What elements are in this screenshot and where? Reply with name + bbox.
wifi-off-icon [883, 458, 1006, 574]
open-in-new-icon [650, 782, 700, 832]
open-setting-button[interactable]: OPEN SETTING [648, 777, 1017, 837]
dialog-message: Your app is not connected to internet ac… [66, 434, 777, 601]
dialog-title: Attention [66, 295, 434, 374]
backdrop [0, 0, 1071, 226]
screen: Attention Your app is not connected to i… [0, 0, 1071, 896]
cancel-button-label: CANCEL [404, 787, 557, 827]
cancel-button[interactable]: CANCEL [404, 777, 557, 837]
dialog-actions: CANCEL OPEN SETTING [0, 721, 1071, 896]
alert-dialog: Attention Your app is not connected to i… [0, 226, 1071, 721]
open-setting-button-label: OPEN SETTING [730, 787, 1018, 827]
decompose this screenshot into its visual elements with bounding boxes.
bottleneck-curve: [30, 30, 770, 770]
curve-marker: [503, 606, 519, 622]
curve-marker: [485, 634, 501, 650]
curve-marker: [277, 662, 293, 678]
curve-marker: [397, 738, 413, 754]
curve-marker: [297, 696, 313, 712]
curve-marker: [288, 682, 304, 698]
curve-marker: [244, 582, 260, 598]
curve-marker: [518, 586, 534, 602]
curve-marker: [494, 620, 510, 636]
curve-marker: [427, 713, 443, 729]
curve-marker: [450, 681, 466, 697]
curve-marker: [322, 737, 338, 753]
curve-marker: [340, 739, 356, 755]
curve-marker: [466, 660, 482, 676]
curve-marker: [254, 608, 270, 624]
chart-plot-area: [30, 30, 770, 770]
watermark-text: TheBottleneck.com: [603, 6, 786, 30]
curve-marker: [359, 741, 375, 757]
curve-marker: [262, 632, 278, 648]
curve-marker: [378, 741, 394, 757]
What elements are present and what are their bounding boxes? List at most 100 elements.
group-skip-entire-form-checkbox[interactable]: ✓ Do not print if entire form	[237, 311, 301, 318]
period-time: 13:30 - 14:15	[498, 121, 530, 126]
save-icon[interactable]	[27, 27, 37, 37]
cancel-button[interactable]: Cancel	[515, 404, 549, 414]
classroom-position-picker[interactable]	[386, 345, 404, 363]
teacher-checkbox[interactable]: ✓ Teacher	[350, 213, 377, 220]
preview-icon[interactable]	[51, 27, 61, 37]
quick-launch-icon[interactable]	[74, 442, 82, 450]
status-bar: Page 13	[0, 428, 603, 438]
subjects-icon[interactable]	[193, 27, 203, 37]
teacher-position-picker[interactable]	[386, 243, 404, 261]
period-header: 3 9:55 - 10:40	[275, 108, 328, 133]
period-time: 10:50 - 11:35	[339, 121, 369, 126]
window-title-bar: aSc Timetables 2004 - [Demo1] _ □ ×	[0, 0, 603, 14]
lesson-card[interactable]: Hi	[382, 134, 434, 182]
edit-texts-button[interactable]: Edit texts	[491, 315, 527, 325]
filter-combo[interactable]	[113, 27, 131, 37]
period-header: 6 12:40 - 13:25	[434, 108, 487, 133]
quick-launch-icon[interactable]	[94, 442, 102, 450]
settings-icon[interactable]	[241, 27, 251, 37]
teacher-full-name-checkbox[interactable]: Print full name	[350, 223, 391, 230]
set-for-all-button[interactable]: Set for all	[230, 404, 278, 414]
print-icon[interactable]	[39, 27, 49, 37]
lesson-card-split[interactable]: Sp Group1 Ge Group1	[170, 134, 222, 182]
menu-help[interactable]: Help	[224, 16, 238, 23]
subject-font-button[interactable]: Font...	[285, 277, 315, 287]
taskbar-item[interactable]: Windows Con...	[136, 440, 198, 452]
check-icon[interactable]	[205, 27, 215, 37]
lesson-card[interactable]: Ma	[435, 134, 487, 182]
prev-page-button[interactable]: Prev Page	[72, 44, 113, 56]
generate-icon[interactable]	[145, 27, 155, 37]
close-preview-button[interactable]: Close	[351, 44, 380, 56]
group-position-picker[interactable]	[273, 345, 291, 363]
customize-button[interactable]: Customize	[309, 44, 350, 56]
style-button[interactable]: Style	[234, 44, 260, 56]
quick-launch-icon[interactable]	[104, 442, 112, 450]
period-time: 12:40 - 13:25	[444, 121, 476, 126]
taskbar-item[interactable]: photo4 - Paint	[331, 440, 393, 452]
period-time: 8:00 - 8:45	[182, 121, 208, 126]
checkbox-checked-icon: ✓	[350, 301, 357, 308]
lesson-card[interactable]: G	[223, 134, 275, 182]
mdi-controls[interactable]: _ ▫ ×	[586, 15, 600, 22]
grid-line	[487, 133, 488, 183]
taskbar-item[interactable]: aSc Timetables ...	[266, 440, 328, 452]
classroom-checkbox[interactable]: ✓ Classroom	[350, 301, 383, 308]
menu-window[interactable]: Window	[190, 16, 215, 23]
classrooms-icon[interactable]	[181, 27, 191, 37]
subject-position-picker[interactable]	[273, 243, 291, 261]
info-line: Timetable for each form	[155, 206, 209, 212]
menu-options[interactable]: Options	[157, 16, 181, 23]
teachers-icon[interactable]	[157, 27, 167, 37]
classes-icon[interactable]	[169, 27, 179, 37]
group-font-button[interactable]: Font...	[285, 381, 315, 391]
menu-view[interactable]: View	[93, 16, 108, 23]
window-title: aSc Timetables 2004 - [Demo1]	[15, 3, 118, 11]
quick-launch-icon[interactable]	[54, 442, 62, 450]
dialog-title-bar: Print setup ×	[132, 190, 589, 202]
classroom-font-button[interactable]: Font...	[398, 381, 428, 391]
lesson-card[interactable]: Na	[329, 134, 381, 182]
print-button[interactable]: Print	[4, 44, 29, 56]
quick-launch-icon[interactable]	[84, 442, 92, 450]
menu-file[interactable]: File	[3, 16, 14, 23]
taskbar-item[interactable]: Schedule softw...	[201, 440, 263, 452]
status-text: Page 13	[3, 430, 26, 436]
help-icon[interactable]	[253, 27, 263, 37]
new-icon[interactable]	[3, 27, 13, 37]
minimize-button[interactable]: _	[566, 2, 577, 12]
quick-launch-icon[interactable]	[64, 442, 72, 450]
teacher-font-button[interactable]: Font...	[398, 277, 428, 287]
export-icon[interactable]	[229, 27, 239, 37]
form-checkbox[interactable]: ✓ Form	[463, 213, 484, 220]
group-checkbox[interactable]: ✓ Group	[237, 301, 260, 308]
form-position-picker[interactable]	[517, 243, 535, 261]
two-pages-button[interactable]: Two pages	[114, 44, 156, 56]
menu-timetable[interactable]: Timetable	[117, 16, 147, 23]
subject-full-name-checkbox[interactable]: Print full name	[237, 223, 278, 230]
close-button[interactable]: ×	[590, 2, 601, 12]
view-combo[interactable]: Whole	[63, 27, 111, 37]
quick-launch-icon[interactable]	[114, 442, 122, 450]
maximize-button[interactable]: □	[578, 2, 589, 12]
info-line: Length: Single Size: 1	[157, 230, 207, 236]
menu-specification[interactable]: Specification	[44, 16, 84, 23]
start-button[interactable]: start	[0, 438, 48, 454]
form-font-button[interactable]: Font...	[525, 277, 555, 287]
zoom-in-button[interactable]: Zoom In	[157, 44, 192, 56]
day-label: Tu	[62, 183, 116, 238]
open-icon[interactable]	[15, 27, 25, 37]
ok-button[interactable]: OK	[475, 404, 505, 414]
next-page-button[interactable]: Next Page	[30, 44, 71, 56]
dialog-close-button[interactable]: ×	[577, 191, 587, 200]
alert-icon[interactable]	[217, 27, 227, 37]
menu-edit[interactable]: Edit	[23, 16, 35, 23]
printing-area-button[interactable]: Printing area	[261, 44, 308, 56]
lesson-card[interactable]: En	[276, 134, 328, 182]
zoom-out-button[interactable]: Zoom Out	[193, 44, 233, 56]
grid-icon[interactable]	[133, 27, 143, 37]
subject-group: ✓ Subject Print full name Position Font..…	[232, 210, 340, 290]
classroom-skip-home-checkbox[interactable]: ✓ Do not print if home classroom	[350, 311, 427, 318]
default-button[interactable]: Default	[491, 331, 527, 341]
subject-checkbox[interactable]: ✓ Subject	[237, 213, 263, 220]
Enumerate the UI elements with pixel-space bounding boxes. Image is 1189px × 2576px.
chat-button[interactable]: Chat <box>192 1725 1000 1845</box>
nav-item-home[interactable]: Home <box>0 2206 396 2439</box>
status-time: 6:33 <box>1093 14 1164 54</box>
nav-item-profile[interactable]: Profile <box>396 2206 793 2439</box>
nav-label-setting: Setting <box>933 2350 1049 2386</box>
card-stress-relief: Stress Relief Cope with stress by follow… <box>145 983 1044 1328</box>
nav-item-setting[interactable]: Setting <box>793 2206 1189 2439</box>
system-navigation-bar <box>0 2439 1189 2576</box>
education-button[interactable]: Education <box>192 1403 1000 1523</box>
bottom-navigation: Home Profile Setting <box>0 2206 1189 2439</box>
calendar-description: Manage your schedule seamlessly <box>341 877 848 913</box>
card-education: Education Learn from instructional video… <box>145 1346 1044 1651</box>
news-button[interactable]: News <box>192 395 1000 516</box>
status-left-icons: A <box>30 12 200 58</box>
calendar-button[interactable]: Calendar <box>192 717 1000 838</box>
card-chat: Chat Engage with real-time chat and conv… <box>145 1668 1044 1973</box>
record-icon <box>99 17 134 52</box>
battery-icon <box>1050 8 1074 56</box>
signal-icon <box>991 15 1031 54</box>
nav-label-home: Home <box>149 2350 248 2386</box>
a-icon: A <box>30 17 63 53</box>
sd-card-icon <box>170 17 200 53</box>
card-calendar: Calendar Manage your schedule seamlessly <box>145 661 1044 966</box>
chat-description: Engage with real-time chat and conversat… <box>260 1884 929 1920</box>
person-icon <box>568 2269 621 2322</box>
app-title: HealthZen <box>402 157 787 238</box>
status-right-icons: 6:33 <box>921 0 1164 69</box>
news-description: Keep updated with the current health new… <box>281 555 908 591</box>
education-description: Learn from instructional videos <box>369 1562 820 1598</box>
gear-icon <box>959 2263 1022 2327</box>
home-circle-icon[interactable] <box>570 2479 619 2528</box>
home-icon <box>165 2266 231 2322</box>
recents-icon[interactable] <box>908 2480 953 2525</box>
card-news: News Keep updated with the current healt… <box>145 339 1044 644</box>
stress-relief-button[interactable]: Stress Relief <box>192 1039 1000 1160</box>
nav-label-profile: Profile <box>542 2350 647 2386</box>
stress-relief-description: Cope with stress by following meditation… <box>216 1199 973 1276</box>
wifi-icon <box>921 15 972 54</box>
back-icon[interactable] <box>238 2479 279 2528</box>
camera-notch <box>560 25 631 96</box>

==========

Swap "backdrop" for "overlay" in the stretch of entries from the very start through the line containing "cancel-button[interactable]: CANCEL [404, 777, 557, 837]", and give those lines back with nothing else changed.

» Solution below
What elements are in this screenshot and where? Reply with name + bbox.
wifi-off-icon [883, 458, 1006, 574]
open-in-new-icon [650, 782, 700, 832]
open-setting-button[interactable]: OPEN SETTING [648, 777, 1017, 837]
dialog-message: Your app is not connected to internet ac… [66, 434, 777, 601]
dialog-title: Attention [66, 295, 434, 374]
overlay [0, 0, 1071, 226]
screen: Attention Your app is not connected to i… [0, 0, 1071, 896]
cancel-button-label: CANCEL [404, 787, 557, 827]
cancel-button[interactable]: CANCEL [404, 777, 557, 837]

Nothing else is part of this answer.